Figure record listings
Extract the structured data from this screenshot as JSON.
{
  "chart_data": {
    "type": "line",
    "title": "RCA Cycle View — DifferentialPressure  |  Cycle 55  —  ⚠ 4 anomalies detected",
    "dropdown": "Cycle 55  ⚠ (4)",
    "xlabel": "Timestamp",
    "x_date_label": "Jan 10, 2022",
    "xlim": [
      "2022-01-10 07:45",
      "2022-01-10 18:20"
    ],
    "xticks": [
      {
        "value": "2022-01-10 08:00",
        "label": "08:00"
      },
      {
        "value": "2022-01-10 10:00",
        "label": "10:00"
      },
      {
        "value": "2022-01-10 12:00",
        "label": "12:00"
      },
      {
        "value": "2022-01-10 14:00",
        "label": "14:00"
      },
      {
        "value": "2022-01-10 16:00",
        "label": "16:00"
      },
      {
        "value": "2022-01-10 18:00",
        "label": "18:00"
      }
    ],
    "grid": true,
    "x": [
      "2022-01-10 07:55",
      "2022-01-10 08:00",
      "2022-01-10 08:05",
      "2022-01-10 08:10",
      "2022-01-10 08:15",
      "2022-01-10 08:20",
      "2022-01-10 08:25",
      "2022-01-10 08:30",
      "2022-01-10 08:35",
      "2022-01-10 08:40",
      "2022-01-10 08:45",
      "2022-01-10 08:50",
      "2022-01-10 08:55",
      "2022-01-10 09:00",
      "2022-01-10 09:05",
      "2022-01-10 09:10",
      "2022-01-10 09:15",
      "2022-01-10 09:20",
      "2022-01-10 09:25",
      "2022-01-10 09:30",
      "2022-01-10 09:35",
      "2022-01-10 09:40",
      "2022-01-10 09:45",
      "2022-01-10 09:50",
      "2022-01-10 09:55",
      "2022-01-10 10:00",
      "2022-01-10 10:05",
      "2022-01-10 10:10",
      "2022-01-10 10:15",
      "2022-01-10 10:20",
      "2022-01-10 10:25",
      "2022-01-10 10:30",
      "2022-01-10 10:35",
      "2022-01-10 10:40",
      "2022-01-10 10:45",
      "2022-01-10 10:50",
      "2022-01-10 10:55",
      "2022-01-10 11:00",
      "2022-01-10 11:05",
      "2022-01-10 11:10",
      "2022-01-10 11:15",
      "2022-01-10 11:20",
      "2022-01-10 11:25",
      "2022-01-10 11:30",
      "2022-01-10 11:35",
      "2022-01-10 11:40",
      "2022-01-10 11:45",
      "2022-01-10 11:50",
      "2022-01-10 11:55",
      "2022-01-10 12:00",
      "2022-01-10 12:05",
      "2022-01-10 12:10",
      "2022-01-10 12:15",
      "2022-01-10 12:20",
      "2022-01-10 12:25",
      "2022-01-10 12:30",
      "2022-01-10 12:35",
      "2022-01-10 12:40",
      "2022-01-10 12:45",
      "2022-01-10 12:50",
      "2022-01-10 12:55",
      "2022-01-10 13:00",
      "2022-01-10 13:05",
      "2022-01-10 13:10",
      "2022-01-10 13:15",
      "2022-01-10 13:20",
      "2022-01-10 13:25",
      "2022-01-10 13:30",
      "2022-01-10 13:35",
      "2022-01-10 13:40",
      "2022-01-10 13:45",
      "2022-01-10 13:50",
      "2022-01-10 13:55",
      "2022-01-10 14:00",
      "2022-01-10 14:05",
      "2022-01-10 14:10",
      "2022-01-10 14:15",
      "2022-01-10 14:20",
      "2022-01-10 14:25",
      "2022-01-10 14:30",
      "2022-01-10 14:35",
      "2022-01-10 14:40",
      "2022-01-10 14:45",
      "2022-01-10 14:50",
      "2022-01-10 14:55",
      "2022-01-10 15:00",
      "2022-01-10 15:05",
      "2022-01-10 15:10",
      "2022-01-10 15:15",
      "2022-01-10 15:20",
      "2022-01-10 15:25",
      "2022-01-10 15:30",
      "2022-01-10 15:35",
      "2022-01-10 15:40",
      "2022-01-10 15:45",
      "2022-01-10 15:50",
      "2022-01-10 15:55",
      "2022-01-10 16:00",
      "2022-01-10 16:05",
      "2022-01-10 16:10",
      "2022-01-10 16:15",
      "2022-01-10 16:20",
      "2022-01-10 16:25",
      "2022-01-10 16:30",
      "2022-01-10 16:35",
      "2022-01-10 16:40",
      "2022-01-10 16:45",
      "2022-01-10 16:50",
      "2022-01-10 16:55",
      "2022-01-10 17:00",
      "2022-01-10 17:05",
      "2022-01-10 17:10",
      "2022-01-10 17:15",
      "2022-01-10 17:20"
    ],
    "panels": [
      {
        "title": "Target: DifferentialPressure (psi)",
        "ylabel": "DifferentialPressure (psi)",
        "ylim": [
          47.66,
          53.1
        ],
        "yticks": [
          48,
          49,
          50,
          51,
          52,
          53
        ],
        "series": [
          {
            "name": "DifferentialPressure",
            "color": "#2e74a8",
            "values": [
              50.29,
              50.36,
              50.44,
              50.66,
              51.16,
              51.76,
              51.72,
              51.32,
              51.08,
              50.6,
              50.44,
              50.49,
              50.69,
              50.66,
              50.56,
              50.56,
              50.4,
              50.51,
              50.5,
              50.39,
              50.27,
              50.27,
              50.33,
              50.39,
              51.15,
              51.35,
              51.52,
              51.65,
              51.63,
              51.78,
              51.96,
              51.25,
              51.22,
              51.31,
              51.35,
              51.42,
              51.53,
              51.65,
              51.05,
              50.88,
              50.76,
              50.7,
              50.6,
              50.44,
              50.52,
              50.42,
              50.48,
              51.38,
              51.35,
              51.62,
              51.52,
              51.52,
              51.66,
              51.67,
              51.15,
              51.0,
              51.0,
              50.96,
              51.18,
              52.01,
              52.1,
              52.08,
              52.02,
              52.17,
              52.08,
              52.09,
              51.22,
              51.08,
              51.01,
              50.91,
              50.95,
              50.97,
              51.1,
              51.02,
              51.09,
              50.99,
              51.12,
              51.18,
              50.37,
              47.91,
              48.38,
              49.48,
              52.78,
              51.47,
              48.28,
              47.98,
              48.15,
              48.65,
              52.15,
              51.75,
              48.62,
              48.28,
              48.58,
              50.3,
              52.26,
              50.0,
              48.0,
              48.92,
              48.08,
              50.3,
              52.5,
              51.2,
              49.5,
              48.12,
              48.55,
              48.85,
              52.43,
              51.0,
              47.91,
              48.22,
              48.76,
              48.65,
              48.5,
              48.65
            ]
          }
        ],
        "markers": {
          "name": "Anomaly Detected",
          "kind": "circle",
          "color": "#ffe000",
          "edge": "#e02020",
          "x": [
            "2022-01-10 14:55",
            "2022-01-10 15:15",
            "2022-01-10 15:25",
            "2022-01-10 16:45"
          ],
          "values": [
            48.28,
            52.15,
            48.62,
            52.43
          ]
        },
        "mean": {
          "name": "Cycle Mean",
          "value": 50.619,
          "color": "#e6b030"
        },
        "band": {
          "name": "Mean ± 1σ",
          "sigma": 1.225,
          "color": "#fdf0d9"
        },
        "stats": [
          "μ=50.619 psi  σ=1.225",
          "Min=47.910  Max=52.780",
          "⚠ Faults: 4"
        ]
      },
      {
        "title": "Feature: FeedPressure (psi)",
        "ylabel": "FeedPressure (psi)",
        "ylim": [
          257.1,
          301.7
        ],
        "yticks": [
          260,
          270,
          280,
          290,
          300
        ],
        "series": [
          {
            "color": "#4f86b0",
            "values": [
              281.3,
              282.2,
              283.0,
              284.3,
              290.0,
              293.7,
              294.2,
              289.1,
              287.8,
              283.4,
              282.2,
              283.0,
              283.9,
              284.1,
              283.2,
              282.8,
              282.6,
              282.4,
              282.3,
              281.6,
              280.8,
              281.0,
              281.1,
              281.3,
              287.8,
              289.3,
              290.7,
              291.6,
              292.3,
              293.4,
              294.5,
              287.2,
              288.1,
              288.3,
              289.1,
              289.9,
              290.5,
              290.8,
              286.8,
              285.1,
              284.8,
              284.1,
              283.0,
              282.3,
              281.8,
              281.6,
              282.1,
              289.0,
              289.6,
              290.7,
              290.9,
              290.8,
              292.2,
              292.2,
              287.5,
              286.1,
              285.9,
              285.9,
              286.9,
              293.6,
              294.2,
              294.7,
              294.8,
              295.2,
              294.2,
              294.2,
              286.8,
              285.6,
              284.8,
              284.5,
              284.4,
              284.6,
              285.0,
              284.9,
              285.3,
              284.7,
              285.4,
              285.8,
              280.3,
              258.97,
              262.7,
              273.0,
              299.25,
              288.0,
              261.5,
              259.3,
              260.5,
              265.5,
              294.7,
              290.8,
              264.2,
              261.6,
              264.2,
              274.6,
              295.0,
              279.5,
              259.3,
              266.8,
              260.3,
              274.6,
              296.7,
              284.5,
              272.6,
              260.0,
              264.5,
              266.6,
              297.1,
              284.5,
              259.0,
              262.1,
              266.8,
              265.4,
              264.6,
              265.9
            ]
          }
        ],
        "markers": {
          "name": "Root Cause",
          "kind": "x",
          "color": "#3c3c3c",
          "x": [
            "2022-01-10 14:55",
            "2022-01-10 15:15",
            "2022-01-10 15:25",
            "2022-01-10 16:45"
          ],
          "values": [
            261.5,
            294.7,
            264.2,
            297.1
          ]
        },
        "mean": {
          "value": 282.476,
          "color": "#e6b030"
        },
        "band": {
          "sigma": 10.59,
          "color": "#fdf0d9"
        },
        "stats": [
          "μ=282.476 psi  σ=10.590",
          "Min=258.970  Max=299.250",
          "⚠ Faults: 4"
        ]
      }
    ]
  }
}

DIRECTION
Check each line of the records above for the string "name", and report every line that has it.

SOLUTION BELOW
            "name": "DifferentialPressure",
          "name": "Anomaly Detected",
          "name": "Cycle Mean",
          "name": "Mean ± 1σ",
          "name": "Root Cause",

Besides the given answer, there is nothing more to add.